--- Begin Information given ---
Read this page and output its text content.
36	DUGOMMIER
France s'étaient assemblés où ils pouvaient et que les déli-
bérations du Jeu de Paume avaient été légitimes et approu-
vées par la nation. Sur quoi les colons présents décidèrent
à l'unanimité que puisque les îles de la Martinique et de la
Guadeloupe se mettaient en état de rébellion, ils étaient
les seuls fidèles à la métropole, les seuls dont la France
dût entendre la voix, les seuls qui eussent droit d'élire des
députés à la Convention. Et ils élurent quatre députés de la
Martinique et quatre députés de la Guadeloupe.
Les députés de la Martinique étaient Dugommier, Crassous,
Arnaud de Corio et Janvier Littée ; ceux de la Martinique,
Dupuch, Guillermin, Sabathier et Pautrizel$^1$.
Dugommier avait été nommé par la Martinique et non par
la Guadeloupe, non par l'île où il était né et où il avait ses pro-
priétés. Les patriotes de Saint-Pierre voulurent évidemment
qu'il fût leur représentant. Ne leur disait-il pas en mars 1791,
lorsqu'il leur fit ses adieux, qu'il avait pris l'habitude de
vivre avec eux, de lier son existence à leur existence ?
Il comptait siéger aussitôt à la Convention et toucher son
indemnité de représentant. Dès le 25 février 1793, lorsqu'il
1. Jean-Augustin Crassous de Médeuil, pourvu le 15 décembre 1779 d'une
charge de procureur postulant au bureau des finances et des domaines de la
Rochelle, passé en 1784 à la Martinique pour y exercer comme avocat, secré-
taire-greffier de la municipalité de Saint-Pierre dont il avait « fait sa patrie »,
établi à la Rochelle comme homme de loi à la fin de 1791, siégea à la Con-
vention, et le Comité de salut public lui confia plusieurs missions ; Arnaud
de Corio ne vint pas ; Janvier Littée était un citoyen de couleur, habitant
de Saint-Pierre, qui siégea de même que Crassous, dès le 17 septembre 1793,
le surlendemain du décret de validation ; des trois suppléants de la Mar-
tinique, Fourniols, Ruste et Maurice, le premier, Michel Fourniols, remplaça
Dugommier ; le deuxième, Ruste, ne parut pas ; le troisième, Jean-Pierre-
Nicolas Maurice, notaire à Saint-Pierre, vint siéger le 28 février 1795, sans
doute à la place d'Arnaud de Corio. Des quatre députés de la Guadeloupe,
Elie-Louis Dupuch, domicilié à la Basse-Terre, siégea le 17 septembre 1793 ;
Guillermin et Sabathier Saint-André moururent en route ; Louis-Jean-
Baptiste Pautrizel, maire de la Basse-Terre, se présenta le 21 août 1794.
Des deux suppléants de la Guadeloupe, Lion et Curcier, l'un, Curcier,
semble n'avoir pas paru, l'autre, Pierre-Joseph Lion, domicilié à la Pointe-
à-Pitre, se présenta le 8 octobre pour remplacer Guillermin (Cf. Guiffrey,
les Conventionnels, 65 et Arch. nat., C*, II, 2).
--- End Information given ---
# Your instructions
Return only those lines of the records that contain the string "Pierre".

# Answer to the task
priétés. Les patriotes de Saint-Pierre voulurent évidemment
taire-greffier de la municipalité de Saint-Pierre dont il avait « fait sa patrie »,
de Saint-Pierre, qui siégea de même que Crassous, dès le 17 septembre 1793,
Dugommier ; le deuxième, Ruste, ne parut pas ; le troisième, Jean-Pierre-
Nicolas Maurice, notaire à Saint-Pierre, vint siéger le 28 février 1795, sans
semble n'avoir pas paru, l'autre, Pierre-Joseph Lion, domicilié à la Pointe-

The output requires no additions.